WHAT IS REQUIRED |
Return all lines from the listing below in which the string "this" occurs.

MATERIAL |
************

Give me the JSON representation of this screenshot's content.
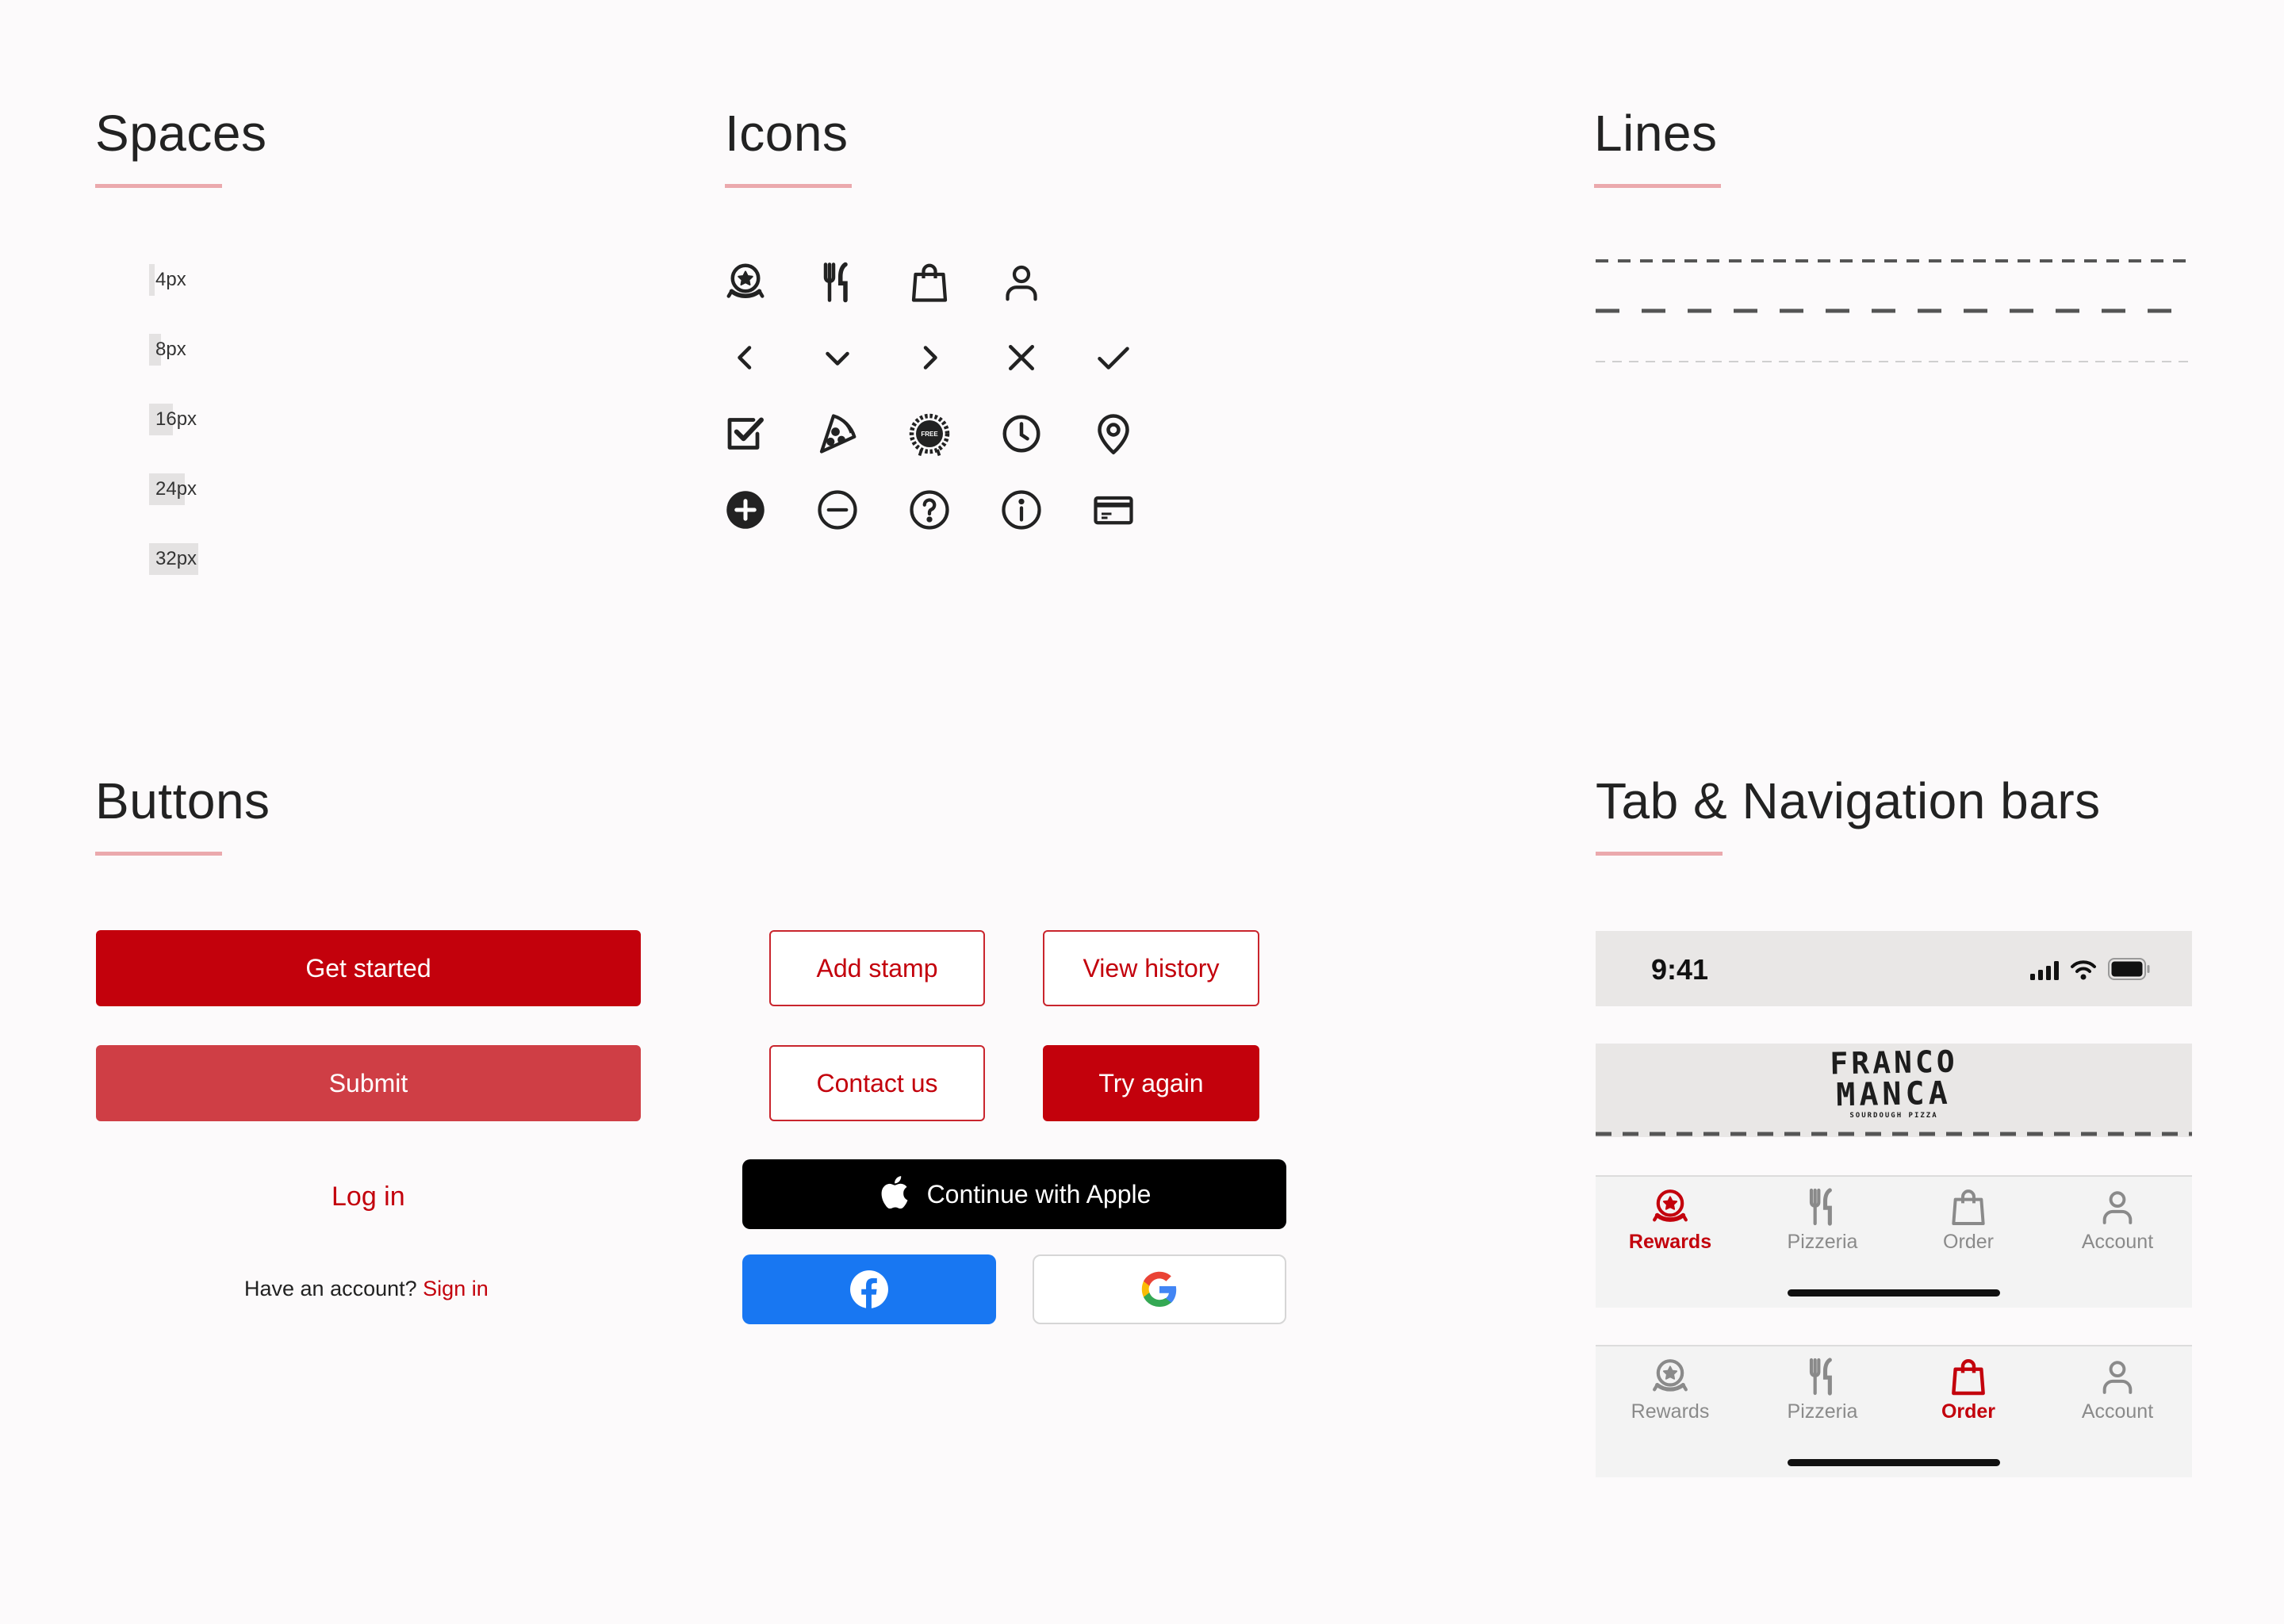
{
  "sections": {
    "spaces": "Spaces",
    "icons": "Icons",
    "lines": "Lines",
    "buttons": "Buttons",
    "tabs": "Tab & Navigation bars"
  },
  "spaces": [
    {
      "label": "4px"
    },
    {
      "label": "8px"
    },
    {
      "label": "16px"
    },
    {
      "label": "24px"
    },
    {
      "label": "32px"
    }
  ],
  "icons": [
    "rewards-icon",
    "cutlery-icon",
    "shopping-bag-icon",
    "user-icon",
    "chevron-left-icon",
    "chevron-down-icon",
    "chevron-right-icon",
    "close-icon",
    "check-icon",
    "checkbox-checked-icon",
    "pizza-slice-icon",
    "free-badge-icon",
    "clock-icon",
    "location-pin-icon",
    "plus-circle-icon",
    "minus-circle-icon",
    "question-circle-icon",
    "info-circle-icon",
    "credit-card-icon"
  ],
  "badge_text": "FREE",
  "buttons": {
    "get_started": "Get started",
    "submit": "Submit",
    "log_in": "Log in",
    "have_account": "Have an account?",
    "sign_in": "Sign in",
    "add_stamp": "Add stamp",
    "view_history": "View history",
    "contact_us": "Contact us",
    "try_again": "Try again",
    "continue_apple": "Continue with Apple"
  },
  "status_bar": {
    "time": "9:41"
  },
  "brand": {
    "line1": "FRANCO",
    "line2": "MANCA",
    "tagline": "SOURDOUGH PIZZA"
  },
  "tab_bar_1": {
    "active": "Rewards",
    "items": [
      {
        "label": "Rewards"
      },
      {
        "label": "Pizzeria"
      },
      {
        "label": "Order"
      },
      {
        "label": "Account"
      }
    ]
  },
  "tab_bar_2": {
    "active": "Order",
    "items": [
      {
        "label": "Rewards"
      },
      {
        "label": "Pizzeria"
      },
      {
        "label": "Order"
      },
      {
        "label": "Account"
      }
    ]
  },
  "colors": {
    "brand_red": "#c3010c",
    "secondary_red": "#cf3e45",
    "underline_pink": "#eba9ad",
    "facebook_blue": "#1877f2",
    "background": "#fcfafb"
  }
}
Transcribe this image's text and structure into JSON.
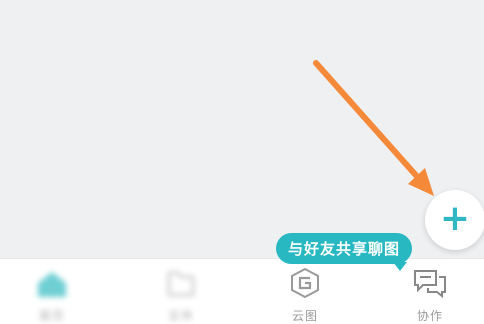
{
  "tabs": {
    "home_label": "首页",
    "files_label": "文件",
    "cloud_label": "云图",
    "collab_label": "协作"
  },
  "tooltip": {
    "text": "与好友共享聊图"
  },
  "fab": {
    "symbol": "+"
  },
  "icons": {
    "fab": "plus-icon",
    "home": "home-icon",
    "files": "folder-icon",
    "cloud": "cloud-g-icon",
    "collab": "chat-bubbles-icon"
  },
  "colors": {
    "accent": "#2fb8c4",
    "tooltip_bg": "#28b8c2",
    "annotation_arrow": "#f5893a",
    "tab_label": "#9a9a9a",
    "background": "#eff0f2"
  }
}
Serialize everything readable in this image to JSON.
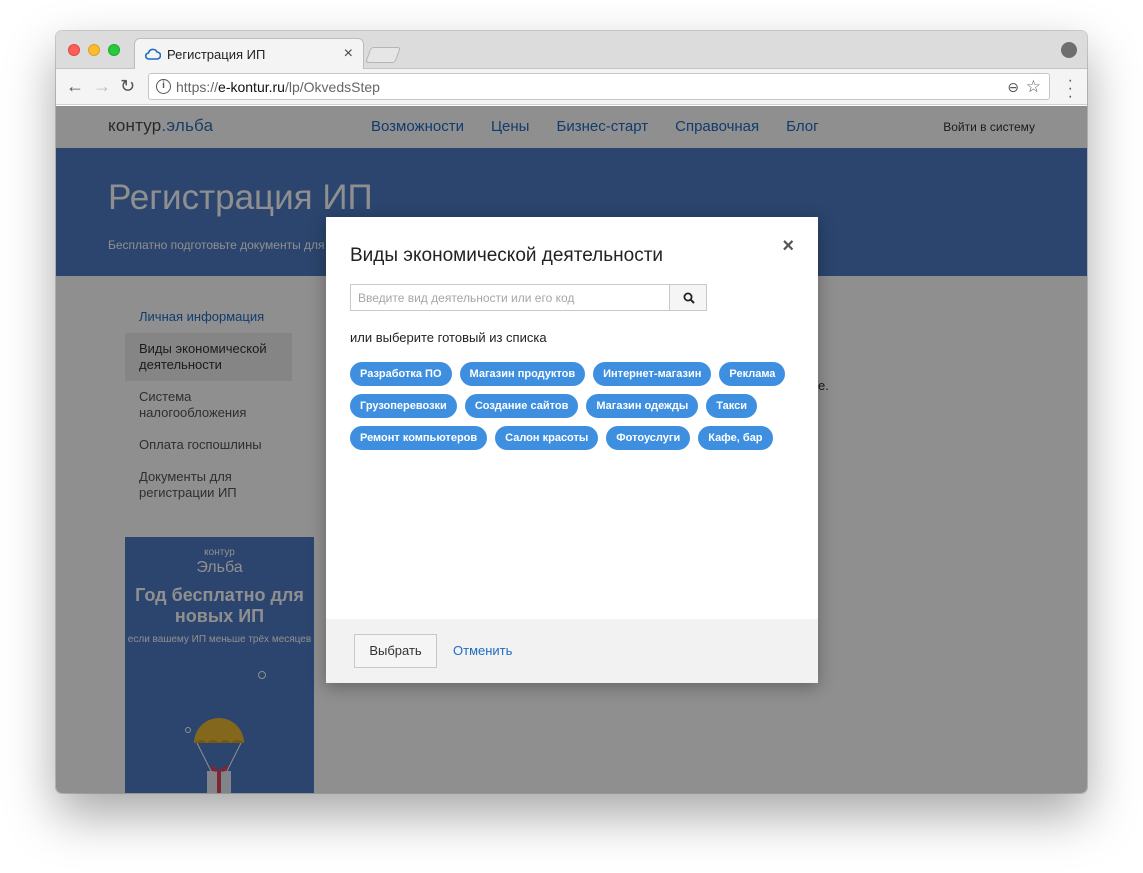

************

OUTPUT |
Give me the JSON representation of this screenshot's content.
Transcribe this image's text and structure into JSON.
Serialize everything readable in this image to JSON.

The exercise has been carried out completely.